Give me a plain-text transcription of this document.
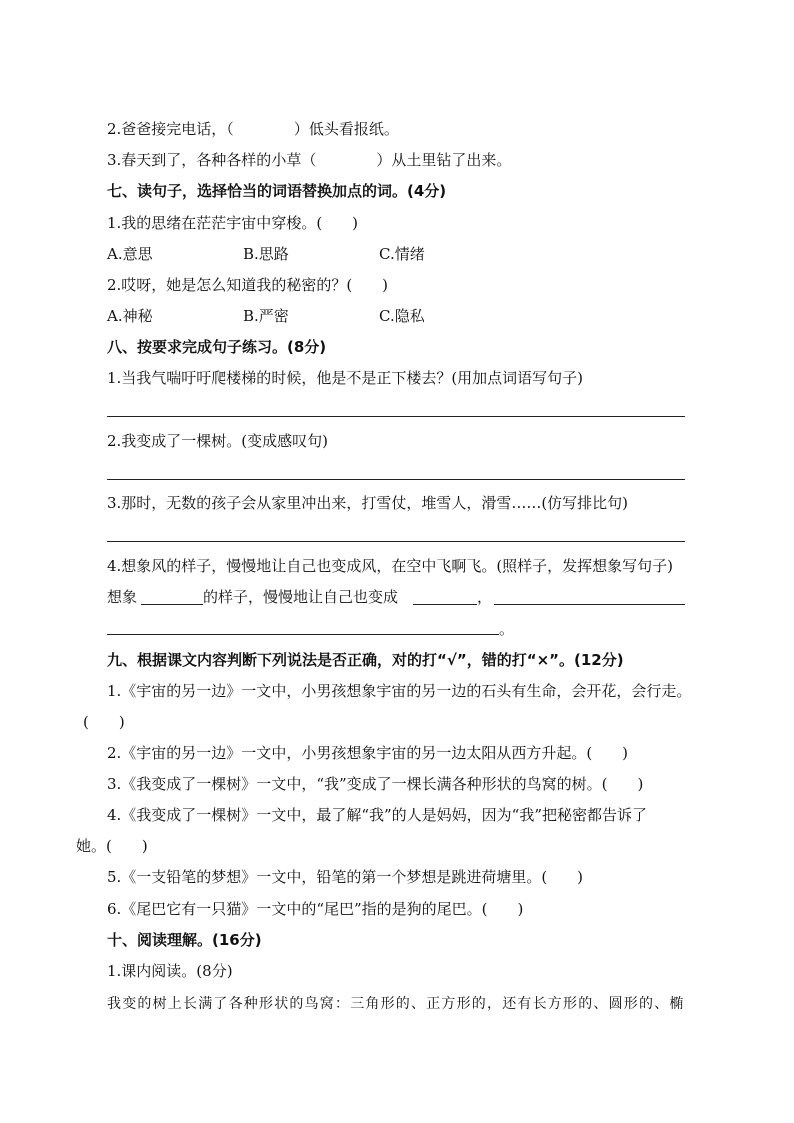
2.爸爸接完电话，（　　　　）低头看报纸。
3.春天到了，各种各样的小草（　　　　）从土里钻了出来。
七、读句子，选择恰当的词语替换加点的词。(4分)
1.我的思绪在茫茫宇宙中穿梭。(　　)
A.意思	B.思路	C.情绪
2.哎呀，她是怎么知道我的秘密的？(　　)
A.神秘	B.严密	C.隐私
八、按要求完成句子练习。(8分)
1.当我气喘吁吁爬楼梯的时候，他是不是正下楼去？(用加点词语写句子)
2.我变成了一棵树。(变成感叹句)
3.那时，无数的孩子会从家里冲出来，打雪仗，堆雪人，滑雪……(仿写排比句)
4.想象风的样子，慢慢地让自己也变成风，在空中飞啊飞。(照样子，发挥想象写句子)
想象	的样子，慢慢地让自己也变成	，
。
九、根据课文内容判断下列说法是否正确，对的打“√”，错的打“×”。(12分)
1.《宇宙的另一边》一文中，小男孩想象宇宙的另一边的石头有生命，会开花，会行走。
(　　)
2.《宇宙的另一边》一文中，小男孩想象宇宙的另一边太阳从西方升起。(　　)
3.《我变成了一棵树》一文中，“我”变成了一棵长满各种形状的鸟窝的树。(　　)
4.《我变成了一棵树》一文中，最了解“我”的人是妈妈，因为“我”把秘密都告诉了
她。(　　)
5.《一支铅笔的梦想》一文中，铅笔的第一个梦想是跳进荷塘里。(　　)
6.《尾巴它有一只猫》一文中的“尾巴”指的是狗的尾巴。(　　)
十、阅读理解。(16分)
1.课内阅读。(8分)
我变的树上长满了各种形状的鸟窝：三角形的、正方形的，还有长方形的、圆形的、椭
---
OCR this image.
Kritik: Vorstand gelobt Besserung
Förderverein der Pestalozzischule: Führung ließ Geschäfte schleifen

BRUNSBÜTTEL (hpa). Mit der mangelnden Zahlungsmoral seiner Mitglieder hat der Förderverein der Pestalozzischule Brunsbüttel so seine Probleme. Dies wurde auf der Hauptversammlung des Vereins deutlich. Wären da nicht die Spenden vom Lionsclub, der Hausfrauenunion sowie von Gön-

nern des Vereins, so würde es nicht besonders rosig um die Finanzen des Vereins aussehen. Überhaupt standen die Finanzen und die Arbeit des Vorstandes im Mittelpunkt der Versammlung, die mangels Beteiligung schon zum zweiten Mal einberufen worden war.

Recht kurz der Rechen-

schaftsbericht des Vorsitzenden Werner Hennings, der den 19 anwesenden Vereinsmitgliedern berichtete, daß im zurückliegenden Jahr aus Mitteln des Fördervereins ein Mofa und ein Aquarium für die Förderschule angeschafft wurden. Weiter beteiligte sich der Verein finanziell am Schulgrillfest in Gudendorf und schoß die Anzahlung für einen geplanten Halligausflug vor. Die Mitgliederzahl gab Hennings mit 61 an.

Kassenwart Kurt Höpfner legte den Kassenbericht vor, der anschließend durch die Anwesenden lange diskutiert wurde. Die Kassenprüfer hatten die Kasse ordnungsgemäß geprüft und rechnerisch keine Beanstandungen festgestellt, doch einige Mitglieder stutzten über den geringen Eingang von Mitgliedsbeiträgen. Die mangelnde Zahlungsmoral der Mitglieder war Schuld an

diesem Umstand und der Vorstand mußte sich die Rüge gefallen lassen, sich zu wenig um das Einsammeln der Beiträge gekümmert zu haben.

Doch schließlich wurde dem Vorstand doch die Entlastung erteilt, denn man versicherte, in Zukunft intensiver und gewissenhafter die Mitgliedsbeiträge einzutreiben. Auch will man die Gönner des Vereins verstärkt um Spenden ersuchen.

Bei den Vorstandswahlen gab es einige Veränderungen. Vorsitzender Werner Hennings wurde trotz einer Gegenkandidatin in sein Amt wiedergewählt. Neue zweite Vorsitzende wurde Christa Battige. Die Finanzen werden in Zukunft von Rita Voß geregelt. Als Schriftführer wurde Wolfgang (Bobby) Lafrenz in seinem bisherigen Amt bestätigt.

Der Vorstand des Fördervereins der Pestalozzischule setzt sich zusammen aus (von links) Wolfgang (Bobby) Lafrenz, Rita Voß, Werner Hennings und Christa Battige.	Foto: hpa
...
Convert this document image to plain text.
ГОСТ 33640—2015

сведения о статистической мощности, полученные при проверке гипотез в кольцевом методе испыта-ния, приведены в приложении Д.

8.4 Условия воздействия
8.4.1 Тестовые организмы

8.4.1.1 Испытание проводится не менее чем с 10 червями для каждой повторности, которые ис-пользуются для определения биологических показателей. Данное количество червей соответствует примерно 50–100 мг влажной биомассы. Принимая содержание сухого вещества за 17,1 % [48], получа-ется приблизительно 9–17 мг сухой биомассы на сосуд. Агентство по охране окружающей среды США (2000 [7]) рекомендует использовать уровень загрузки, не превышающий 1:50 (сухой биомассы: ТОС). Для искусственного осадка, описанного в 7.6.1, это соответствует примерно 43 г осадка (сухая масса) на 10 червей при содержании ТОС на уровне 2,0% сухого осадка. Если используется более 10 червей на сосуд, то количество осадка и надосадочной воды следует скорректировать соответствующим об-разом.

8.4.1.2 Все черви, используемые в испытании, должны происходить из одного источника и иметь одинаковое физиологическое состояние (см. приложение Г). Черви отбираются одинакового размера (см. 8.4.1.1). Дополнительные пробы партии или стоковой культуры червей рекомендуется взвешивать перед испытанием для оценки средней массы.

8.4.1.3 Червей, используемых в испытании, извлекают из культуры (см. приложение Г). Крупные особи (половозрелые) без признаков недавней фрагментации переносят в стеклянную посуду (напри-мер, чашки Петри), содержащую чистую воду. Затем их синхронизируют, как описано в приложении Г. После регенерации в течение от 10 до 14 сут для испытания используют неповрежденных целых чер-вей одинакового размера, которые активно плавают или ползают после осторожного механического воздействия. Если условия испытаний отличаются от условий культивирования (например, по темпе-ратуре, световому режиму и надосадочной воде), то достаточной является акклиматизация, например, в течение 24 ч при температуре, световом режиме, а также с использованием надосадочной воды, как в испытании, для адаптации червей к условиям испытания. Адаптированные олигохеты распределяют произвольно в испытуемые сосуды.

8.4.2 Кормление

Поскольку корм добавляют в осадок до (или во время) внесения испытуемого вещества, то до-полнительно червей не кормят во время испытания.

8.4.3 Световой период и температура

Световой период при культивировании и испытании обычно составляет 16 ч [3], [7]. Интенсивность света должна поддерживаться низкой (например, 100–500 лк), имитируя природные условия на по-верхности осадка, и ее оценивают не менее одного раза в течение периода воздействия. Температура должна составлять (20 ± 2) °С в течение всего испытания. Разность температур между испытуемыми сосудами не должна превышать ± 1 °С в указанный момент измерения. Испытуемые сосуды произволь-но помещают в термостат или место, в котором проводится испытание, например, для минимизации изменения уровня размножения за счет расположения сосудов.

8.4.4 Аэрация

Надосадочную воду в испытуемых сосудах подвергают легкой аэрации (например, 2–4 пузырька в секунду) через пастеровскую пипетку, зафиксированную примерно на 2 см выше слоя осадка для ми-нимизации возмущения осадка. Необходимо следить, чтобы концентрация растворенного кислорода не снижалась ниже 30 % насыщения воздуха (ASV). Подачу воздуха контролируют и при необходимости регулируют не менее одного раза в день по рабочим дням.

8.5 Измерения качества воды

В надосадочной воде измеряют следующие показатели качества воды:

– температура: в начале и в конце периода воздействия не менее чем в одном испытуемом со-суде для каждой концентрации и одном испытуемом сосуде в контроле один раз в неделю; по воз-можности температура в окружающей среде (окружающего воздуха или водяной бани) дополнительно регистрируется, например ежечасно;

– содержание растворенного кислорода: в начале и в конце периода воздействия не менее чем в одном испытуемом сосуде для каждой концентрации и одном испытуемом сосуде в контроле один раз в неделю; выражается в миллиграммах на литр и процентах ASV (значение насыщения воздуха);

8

Problem details:
Report how many lines of the data hold the string "начале"; give only the number.

Solution to this exercise:
2